Can you output the records below exactly as they are written?

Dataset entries
↓
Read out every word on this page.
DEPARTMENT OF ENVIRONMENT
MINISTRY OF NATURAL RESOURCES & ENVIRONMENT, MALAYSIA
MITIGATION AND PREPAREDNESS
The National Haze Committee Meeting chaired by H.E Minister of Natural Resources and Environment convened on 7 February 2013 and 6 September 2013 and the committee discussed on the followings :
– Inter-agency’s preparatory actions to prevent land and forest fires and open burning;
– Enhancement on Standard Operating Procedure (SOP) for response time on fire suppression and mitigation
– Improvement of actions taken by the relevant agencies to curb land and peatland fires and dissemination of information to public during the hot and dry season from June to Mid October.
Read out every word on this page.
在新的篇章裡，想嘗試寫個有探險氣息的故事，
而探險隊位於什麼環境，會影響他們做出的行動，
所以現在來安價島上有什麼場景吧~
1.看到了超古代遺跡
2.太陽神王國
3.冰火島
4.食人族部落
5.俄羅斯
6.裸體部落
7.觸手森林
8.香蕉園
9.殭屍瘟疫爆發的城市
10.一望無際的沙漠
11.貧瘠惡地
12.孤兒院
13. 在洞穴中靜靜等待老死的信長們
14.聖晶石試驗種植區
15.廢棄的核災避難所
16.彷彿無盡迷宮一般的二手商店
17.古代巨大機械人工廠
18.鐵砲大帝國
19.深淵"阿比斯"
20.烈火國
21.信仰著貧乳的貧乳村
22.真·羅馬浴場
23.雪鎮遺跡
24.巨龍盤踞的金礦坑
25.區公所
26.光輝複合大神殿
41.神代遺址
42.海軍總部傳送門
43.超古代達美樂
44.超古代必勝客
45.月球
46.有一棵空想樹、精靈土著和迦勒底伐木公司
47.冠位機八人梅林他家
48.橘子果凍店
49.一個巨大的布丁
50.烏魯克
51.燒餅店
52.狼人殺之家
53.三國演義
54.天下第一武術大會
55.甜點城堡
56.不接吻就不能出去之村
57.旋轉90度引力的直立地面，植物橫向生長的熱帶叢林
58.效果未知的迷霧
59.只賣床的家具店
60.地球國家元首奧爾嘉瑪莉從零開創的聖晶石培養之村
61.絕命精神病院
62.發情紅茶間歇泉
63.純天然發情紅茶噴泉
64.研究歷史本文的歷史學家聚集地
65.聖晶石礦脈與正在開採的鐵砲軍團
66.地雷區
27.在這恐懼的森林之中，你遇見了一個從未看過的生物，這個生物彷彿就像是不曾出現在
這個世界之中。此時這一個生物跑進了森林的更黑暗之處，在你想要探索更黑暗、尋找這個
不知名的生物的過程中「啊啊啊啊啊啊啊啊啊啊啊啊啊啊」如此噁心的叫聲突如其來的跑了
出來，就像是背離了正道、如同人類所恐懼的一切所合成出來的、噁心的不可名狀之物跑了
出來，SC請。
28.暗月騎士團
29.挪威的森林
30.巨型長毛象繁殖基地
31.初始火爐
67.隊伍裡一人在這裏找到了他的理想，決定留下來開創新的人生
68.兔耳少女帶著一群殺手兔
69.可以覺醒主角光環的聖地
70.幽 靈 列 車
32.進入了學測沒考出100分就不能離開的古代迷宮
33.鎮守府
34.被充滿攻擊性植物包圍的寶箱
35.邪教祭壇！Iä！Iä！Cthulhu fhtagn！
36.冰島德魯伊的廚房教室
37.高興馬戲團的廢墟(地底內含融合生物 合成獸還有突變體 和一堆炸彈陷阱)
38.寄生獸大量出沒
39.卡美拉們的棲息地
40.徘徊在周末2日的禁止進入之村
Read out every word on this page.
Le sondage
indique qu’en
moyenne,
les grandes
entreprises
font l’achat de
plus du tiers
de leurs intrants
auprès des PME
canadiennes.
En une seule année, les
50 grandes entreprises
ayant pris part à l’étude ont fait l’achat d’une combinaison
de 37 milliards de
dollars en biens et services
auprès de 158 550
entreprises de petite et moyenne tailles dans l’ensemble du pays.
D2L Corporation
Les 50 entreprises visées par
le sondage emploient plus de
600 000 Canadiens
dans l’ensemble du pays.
↑
Answer to the task:
Read out every word on this page.
DEPARTMENT OF ENVIRONMENT
MINISTRY OF NATURAL RESOURCES & ENVIRONMENT, MALAYSIA
MITIGATION AND PREPAREDNESS
The National Haze Committee Meeting chaired by H.E Minister of Natural Resources and Environment convened on 7 February 2013 and 6 September 2013 and the committee discussed on the followings :
– Inter-agency’s preparatory actions to prevent land and forest fires and open burning;
– Enhancement on Standard Operating Procedure (SOP) for response time on fire suppression and mitigation
– Improvement of actions taken by the relevant agencies to curb land and peatland fires and dissemination of information to public during the hot and dry season from June to Mid October.
Read out every word on this page.
在新的篇章裡，想嘗試寫個有探險氣息的故事，
而探險隊位於什麼環境，會影響他們做出的行動，
所以現在來安價島上有什麼場景吧~
1.看到了超古代遺跡
2.太陽神王國
3.冰火島
4.食人族部落
5.俄羅斯
6.裸體部落
7.觸手森林
8.香蕉園
9.殭屍瘟疫爆發的城市
10.一望無際的沙漠
11.貧瘠惡地
12.孤兒院
13. 在洞穴中靜靜等待老死的信長們
14.聖晶石試驗種植區
15.廢棄的核災避難所
16.彷彿無盡迷宮一般的二手商店
17.古代巨大機械人工廠
18.鐵砲大帝國
19.深淵"阿比斯"
20.烈火國
21.信仰著貧乳的貧乳村
22.真·羅馬浴場
23.雪鎮遺跡
24.巨龍盤踞的金礦坑
25.區公所
26.光輝複合大神殿
41.神代遺址
42.海軍總部傳送門
43.超古代達美樂
44.超古代必勝客
45.月球
46.有一棵空想樹、精靈土著和迦勒底伐木公司
47.冠位機八人梅林他家
48.橘子果凍店
49.一個巨大的布丁
50.烏魯克
51.燒餅店
52.狼人殺之家
53.三國演義
54.天下第一武術大會
55.甜點城堡
56.不接吻就不能出去之村
57.旋轉90度引力的直立地面，植物橫向生長的熱帶叢林
58.效果未知的迷霧
59.只賣床的家具店
60.地球國家元首奧爾嘉瑪莉從零開創的聖晶石培養之村
61.絕命精神病院
62.發情紅茶間歇泉
63.純天然發情紅茶噴泉
64.研究歷史本文的歷史學家聚集地
65.聖晶石礦脈與正在開採的鐵砲軍團
66.地雷區
27.在這恐懼的森林之中，你遇見了一個從未看過的生物，這個生物彷彿就像是不曾出現在
這個世界之中。此時這一個生物跑進了森林的更黑暗之處，在你想要探索更黑暗、尋找這個
不知名的生物的過程中「啊啊啊啊啊啊啊啊啊啊啊啊啊啊」如此噁心的叫聲突如其來的跑了
出來，就像是背離了正道、如同人類所恐懼的一切所合成出來的、噁心的不可名狀之物跑了
出來，SC請。
28.暗月騎士團
29.挪威的森林
30.巨型長毛象繁殖基地
31.初始火爐
67.隊伍裡一人在這裏找到了他的理想，決定留下來開創新的人生
68.兔耳少女帶著一群殺手兔
69.可以覺醒主角光環的聖地
70.幽 靈 列 車
32.進入了學測沒考出100分就不能離開的古代迷宮
33.鎮守府
34.被充滿攻擊性植物包圍的寶箱
35.邪教祭壇！Iä！Iä！Cthulhu fhtagn！
36.冰島德魯伊的廚房教室
37.高興馬戲團的廢墟(地底內含融合生物 合成獸還有突變體 和一堆炸彈陷阱)
38.寄生獸大量出沒
39.卡美拉們的棲息地
40.徘徊在周末2日的禁止進入之村
Read out every word on this page.
Le sondage
indique qu’en
moyenne,
les grandes
entreprises
font l’achat de
plus du tiers
de leurs intrants
auprès des PME
canadiennes.
En une seule année, les
50 grandes entreprises
ayant pris part à l’étude ont fait l’achat d’une combinaison
de 37 milliards de
dollars en biens et services
auprès de 158 550
entreprises de petite et moyenne tailles dans l’ensemble du pays.
D2L Corporation
Les 50 entreprises visées par
le sondage emploient plus de
600 000 Canadiens
dans l’ensemble du pays.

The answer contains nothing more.